- [GIVEN EXERCISE]: Rewrite the material from its start through the line containing "search-engine-caret-icon[interactable]: ▼ —", changing "site-label" to "tile-caption" and leaving everything else as it is.

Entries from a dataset
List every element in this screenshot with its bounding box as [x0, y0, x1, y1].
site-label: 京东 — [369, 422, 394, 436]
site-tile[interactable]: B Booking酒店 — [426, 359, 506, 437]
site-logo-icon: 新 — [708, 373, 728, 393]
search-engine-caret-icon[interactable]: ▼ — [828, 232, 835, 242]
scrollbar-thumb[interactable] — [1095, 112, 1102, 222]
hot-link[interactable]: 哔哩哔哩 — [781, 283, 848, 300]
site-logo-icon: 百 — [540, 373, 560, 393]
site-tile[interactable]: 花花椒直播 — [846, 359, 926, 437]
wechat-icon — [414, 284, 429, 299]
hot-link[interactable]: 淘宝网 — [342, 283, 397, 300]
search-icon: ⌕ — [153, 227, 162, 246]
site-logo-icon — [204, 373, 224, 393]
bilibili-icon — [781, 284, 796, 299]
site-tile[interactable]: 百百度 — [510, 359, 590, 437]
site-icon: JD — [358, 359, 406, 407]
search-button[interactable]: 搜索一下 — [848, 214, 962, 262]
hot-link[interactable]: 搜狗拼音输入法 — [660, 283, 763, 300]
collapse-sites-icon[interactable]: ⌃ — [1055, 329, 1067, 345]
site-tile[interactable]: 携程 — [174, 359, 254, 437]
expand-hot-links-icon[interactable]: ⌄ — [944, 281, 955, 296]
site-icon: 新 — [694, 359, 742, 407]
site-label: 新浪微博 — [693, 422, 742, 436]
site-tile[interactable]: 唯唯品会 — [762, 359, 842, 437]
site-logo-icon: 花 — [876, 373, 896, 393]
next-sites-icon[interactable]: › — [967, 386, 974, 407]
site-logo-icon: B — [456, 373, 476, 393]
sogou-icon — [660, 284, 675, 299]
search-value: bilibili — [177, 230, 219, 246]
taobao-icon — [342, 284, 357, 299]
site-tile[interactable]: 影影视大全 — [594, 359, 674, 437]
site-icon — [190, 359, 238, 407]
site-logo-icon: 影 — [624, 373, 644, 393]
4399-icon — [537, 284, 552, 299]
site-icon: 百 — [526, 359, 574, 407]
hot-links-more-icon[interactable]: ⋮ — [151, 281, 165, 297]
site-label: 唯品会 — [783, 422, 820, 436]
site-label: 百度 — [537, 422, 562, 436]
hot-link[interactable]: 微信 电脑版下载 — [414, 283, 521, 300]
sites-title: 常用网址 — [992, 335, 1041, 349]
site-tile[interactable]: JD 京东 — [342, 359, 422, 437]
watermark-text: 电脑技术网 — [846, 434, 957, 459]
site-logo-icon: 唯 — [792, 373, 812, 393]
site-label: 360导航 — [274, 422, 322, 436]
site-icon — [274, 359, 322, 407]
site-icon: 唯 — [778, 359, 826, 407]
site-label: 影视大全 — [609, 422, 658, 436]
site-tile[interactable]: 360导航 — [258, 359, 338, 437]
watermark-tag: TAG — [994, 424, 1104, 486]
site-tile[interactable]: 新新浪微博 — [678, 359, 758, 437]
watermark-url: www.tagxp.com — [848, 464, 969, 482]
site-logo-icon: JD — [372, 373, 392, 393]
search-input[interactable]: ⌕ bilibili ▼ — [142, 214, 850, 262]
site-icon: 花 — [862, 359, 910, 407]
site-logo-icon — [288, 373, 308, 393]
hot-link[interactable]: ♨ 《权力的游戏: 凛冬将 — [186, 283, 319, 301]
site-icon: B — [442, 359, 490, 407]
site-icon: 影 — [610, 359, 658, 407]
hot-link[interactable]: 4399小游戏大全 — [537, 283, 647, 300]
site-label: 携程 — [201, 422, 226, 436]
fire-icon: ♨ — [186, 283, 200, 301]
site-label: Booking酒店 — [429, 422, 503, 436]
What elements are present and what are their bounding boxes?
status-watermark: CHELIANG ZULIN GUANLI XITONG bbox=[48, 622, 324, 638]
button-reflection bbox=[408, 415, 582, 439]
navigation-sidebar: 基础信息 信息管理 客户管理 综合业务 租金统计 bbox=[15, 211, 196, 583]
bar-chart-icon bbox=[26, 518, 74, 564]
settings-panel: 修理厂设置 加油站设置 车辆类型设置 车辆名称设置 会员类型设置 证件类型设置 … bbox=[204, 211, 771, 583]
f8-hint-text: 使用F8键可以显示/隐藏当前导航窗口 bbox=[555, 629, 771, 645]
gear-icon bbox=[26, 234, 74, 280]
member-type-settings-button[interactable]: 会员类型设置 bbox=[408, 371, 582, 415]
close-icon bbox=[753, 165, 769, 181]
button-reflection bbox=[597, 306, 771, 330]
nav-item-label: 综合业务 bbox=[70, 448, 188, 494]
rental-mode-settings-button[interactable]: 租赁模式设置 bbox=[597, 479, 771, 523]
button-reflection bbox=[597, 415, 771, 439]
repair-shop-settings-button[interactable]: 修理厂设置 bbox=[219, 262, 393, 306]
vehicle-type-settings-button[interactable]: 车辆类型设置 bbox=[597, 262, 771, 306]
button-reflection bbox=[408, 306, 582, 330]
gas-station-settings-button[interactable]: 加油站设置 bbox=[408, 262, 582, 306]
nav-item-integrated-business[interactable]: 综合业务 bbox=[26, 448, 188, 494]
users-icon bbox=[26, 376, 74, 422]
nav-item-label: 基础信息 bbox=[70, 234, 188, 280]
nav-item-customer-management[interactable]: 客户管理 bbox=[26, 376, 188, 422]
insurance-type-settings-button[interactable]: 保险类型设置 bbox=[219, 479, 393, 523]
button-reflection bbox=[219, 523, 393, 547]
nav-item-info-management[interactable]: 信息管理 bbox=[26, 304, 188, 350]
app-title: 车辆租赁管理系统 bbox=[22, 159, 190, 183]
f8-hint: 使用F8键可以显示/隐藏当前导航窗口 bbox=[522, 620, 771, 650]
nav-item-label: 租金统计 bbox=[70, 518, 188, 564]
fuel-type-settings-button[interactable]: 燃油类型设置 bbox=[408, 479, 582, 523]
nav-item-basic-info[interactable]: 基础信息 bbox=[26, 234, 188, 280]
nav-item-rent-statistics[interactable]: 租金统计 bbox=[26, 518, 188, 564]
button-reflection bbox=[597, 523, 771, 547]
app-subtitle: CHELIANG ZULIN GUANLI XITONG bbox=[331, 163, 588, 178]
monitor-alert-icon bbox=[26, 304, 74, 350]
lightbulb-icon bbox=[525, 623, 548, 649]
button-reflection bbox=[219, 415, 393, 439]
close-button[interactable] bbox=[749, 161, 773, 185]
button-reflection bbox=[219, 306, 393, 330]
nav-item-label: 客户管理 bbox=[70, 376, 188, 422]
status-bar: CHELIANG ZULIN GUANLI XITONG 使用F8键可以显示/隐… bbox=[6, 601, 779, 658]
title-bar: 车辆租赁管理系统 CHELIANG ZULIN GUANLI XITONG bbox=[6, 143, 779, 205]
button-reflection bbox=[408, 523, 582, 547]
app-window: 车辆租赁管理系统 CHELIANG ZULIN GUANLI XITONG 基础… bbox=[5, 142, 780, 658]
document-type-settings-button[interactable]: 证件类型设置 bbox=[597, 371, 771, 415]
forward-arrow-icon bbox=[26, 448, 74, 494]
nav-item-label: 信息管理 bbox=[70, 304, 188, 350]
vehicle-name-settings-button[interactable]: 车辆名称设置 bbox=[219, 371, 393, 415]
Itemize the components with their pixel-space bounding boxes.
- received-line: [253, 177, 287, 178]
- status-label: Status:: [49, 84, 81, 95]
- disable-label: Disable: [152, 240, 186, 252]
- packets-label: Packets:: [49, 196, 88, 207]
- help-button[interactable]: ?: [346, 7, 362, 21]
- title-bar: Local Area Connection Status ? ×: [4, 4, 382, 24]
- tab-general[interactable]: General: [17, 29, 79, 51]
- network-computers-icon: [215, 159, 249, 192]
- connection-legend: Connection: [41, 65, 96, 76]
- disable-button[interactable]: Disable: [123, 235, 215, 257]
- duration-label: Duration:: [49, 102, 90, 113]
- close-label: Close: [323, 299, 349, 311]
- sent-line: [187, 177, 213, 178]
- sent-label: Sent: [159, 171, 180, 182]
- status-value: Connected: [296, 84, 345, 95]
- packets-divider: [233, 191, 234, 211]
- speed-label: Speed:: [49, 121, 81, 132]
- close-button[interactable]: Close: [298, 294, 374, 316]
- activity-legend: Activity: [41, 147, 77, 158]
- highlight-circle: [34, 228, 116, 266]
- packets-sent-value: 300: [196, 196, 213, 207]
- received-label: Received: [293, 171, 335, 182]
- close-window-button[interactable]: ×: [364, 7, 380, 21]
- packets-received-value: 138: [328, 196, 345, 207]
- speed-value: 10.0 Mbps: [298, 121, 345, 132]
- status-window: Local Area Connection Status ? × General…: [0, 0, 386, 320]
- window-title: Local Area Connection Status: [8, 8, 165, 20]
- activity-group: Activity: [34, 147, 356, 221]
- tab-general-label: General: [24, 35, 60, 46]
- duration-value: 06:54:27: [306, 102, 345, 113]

- [CORRECT RESULT]:
List every element in this screenshot with its bounding box as [x0, y0, x1, y1].
tile-caption: 京东 — [369, 422, 394, 436]
site-tile[interactable]: B Booking酒店 — [426, 359, 506, 437]
site-logo-icon: 新 — [708, 373, 728, 393]
search-engine-caret-icon[interactable]: ▼ — [828, 232, 835, 242]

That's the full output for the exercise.